*Work required*: Please rewrite the forum thread on using Czech adjectives as nouns from "# Adjective ->" to "the same subject.)", changing "movie" to "film".

*Text to read*:
####
# Adjective -> noun (e.g. "Hodný, zlý a ošklivý")



## Stijn

Ahoj,

I've seen the the movie title "The Good, the Bad and the Ugly" translated as "hodný, zlý a ošklivý". Can you just like this take an adjective and use it as a noun?
It seems rather confusing to me. "Hodný, zlý a ošklivý" seems to suggest that it's about one person who is good, bad and ugly, instead of three different persons. (Well, good and bad in one person is quite a contradiction, but I mean, if you dont look at the meaning of the adjectives, they seem to me to be referring to the same subject.)

Another example: someone talks about his computer, but in fact he has two computers, an old one and an new one. You want to ask "which computer, the old one or the new one?". Is it right to say "který počítač, nový nebo starý?"


----------



## jazyk

I haven't seen the film. What do the good, the bad and the ugly refer to? Is it a person or people? Or are they being used as abstract nouns? 



> Another example: someone talks about his computer, but in fact he has two computers, an old one and an new one. You want to ask "which computer, the old one or the new one?". Is it right to say "který počítač, nový nebo starý?"


Sure, or you can add ten in front of nový and starý.


----------



## Stijn

jazyk said:


> I haven't seen the film. What do the good, the bad and the ugly refer to? Is it a person or people? Or are they being used as abstract nouns?


They refer to three different persons.


----------



## Jana337

> "Hodný, zlý a ošklivý" seems to suggest that it's about one person who is good, bad and ugly, instead of three different persons.


No, it doesn't suggest anything like that. It means "hodný člověk, zlý člověk a ošklivý člověk". From the viewpoint of grammar, three adjectives separated by a comma and the conjuntion "a" can refer to the same person/thing or to three different persons/things. In other words, you can't distinguish between "the good, the bad and the ugly" and "good, bad and ugly". In your example, they are obviously three different people but this is what logic tells you, not grammar. For example, one popular fairy tale is called Dlouhý, široký a bystrozraký - three guys although it might as well be one.
####
*Data section*:
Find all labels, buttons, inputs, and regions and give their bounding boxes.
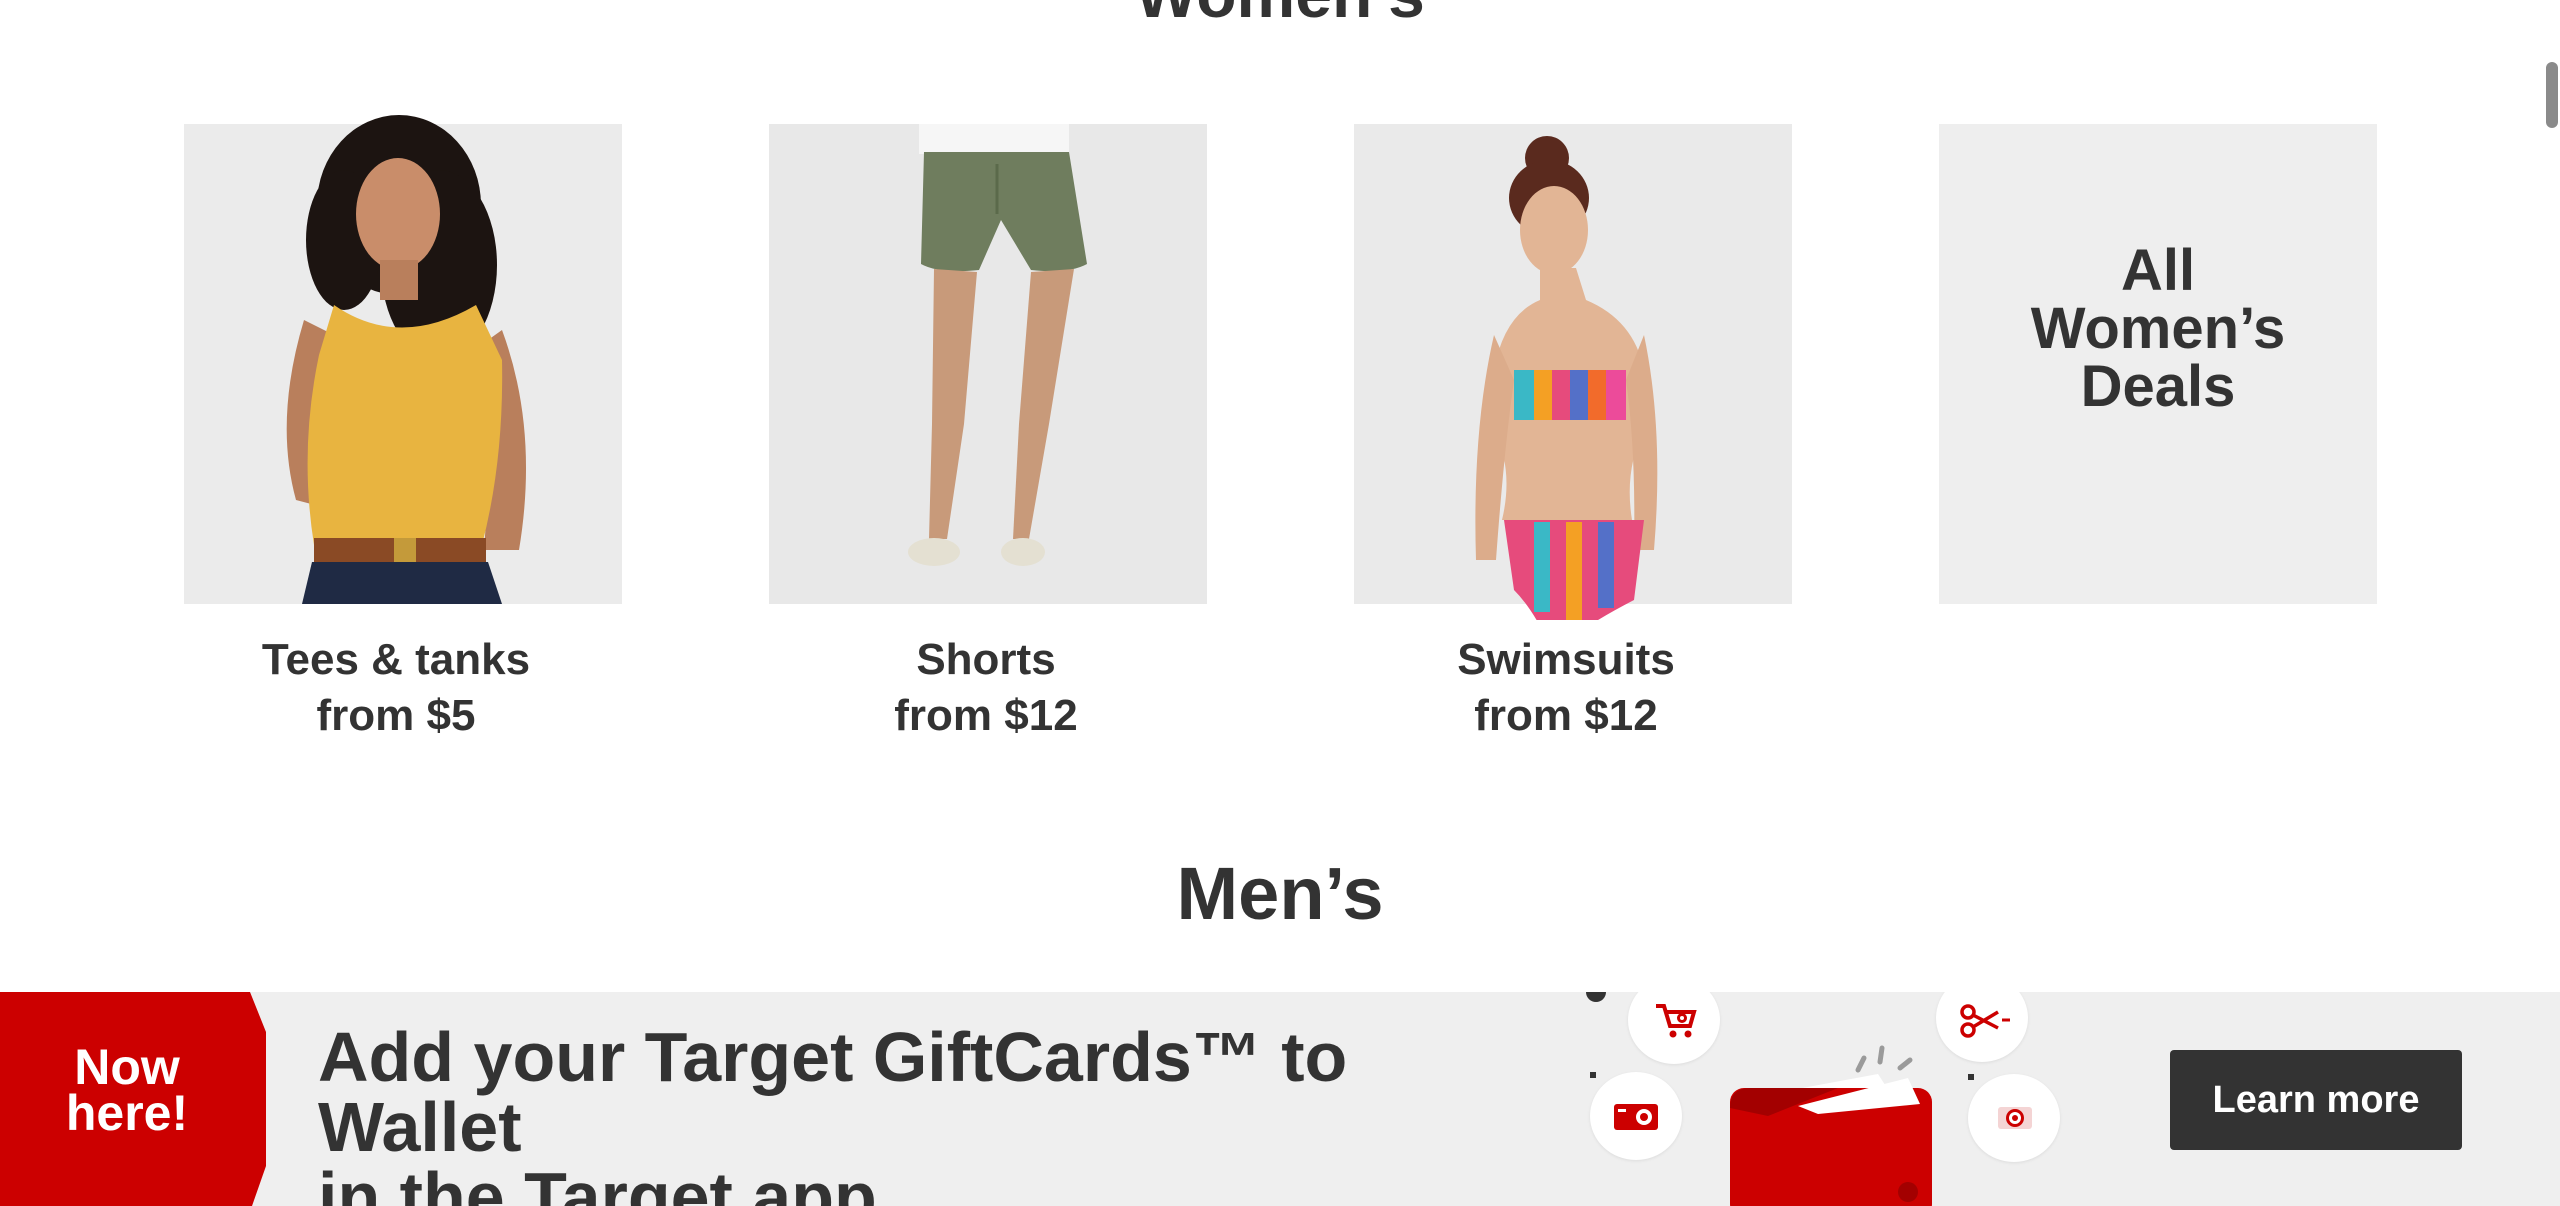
####
*Solved exercise*:
# Adjective -> noun (e.g. "Hodný, zlý a ošklivý")



## Stijn

Ahoj,

I've seen the the film title "The Good, the Bad and the Ugly" translated as "hodný, zlý a ošklivý". Can you just like this take an adjective and use it as a noun?
It seems rather confusing to me. "Hodný, zlý a ošklivý" seems to suggest that it's about one person who is good, bad and ugly, instead of three different persons. (Well, good and bad in one person is quite a contradiction, but I mean, if you dont look at the meaning of the adjectives, they seem to me to be referring to the same subject.)